Data entries for graphics
################
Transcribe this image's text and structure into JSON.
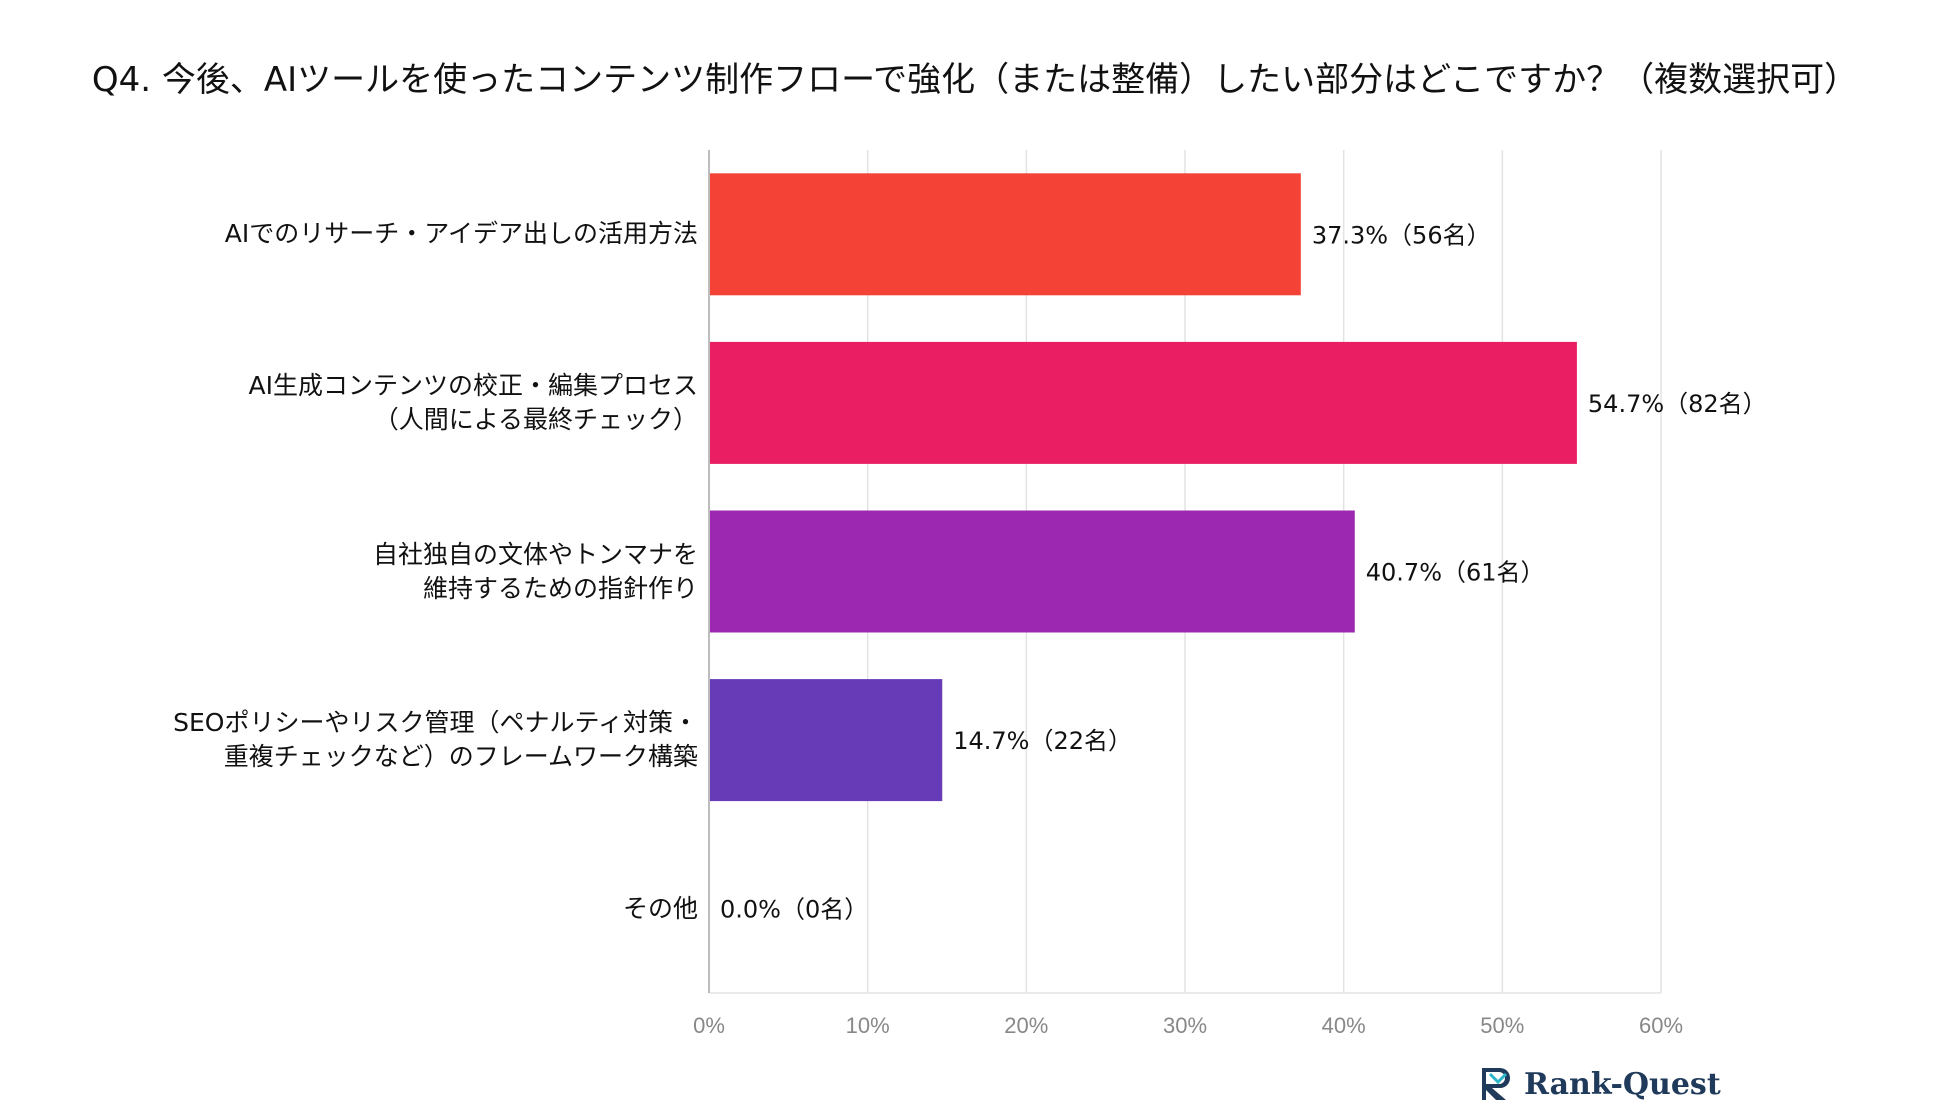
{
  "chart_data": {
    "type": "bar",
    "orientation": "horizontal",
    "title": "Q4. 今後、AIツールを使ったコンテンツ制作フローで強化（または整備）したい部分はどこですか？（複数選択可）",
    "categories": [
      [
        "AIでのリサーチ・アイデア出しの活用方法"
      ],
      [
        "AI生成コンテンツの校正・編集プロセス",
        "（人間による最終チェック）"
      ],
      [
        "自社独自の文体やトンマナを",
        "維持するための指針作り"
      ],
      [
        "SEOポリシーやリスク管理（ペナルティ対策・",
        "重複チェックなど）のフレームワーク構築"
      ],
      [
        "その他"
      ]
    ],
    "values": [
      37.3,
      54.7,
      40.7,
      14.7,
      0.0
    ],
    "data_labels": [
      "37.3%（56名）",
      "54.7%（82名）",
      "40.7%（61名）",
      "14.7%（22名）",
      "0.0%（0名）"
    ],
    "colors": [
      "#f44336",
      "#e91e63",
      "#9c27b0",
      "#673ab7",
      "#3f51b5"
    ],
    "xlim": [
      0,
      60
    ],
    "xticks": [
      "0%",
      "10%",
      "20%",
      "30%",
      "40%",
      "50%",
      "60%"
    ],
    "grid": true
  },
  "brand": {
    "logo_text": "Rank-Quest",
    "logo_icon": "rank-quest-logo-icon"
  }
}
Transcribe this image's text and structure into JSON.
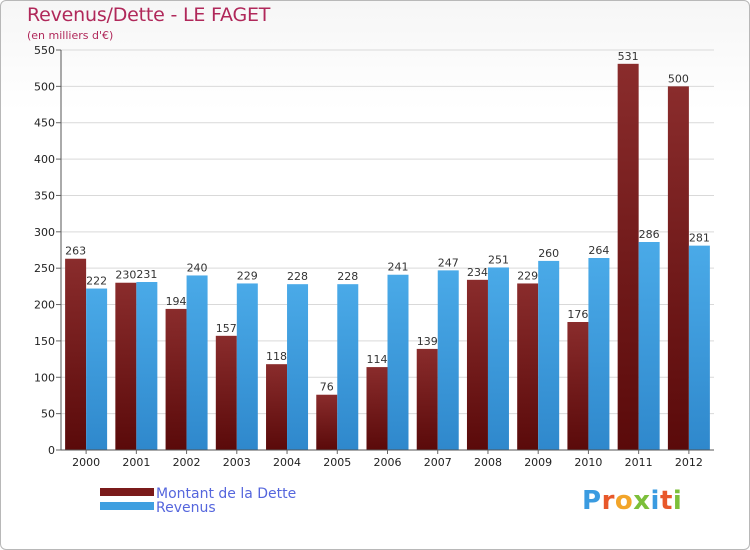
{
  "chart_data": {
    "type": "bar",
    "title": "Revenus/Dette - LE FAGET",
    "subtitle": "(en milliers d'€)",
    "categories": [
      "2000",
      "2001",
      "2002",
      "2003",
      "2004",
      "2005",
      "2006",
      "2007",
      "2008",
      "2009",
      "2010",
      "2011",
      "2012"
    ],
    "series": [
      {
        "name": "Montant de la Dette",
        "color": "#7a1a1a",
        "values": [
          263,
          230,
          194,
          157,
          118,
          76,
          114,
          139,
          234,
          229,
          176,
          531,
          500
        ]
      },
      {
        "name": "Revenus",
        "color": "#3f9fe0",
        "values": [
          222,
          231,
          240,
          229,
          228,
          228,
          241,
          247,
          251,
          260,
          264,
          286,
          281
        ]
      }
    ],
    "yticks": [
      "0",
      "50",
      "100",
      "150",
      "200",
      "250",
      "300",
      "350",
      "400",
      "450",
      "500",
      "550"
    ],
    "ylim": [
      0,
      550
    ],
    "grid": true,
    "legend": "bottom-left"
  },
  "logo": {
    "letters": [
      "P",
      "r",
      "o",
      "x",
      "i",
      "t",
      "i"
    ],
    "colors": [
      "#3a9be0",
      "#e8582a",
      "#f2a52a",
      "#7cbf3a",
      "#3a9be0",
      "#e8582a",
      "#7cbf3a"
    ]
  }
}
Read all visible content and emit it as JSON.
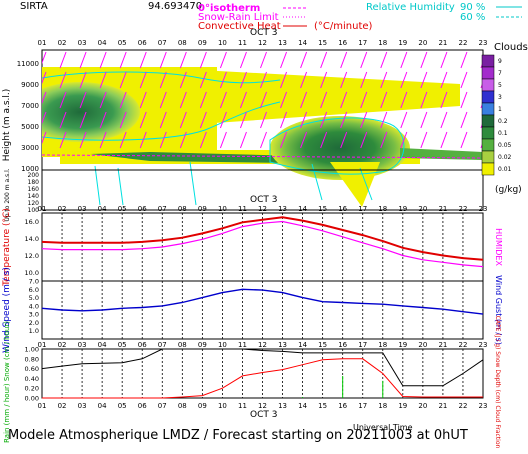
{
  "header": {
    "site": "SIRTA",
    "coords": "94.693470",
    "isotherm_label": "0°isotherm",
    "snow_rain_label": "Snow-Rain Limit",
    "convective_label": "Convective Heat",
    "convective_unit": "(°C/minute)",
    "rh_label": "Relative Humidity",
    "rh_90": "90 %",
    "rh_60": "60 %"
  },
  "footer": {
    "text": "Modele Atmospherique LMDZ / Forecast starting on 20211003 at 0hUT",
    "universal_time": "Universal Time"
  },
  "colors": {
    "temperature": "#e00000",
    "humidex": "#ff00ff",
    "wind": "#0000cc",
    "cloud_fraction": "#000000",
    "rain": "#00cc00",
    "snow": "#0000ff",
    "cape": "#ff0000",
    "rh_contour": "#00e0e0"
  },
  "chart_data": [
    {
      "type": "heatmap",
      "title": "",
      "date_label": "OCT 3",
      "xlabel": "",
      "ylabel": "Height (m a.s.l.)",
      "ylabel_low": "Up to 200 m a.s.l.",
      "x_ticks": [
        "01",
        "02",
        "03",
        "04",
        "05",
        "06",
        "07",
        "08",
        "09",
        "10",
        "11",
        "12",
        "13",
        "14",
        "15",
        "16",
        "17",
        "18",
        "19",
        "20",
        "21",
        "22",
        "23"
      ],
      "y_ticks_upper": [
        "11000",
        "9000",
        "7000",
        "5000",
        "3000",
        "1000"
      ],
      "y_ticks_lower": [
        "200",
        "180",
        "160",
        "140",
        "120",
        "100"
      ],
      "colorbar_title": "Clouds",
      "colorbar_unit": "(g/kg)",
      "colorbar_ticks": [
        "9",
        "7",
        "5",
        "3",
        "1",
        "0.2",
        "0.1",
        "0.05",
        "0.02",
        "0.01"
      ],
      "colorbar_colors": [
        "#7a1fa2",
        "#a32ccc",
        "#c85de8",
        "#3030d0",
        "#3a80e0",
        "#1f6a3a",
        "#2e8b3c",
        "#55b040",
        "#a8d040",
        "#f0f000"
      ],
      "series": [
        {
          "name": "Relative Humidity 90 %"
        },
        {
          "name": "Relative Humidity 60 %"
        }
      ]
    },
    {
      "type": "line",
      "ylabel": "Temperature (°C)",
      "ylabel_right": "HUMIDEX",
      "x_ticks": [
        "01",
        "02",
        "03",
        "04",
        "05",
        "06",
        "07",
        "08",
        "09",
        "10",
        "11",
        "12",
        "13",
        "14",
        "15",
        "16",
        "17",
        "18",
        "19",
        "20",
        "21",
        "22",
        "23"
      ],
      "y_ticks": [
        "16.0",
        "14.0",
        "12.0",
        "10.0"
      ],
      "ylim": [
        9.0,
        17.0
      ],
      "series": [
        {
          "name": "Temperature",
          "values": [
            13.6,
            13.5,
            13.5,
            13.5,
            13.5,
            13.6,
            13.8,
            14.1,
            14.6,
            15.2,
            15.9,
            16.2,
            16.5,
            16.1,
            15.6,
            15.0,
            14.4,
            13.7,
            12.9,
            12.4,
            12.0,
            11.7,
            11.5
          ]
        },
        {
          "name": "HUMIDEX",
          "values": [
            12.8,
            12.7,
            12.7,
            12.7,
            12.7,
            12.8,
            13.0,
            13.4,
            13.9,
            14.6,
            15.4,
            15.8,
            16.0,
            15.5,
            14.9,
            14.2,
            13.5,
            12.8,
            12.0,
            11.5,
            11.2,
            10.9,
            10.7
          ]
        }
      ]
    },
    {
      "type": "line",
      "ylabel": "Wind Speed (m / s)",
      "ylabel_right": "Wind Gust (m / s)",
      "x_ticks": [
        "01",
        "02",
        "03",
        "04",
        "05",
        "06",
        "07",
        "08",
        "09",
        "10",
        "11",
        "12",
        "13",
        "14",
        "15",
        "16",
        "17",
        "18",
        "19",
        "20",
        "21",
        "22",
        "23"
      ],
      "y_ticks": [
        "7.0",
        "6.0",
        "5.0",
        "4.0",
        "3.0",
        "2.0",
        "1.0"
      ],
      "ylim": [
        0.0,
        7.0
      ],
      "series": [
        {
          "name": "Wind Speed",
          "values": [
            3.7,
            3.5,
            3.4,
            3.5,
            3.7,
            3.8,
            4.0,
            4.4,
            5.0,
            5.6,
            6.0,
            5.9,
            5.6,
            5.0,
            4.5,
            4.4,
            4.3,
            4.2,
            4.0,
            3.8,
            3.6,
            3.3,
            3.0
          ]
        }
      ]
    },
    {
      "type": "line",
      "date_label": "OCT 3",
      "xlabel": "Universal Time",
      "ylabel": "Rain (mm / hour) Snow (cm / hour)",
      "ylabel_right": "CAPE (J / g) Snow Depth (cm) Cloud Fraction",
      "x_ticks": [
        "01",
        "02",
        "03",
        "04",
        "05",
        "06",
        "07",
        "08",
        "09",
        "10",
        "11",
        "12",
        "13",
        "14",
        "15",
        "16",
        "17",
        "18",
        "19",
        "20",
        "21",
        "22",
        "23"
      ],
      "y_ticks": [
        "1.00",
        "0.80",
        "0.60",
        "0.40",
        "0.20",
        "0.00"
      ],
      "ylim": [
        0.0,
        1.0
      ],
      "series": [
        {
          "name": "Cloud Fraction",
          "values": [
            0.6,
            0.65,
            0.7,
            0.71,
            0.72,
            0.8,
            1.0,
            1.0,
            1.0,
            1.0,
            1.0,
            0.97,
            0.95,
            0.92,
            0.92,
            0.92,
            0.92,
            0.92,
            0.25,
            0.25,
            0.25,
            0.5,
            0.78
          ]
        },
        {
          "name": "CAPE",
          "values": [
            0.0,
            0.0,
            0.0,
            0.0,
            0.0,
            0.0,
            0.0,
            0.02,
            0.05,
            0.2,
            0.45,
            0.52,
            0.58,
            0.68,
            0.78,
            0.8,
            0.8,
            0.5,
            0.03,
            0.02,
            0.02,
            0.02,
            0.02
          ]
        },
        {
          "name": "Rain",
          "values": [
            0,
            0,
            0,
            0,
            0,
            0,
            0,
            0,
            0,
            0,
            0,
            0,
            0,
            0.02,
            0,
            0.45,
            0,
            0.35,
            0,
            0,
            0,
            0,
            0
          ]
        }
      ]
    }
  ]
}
################
- WHAT NEEDS TO BE DONE -
Look through the entries above for the word "Relative". Copy every line where it shows up.

- THE SOLUTION -
    "rh_label": "Relative Humidity",
          "name": "Relative Humidity 90 %"
          "name": "Relative Humidity 60 %"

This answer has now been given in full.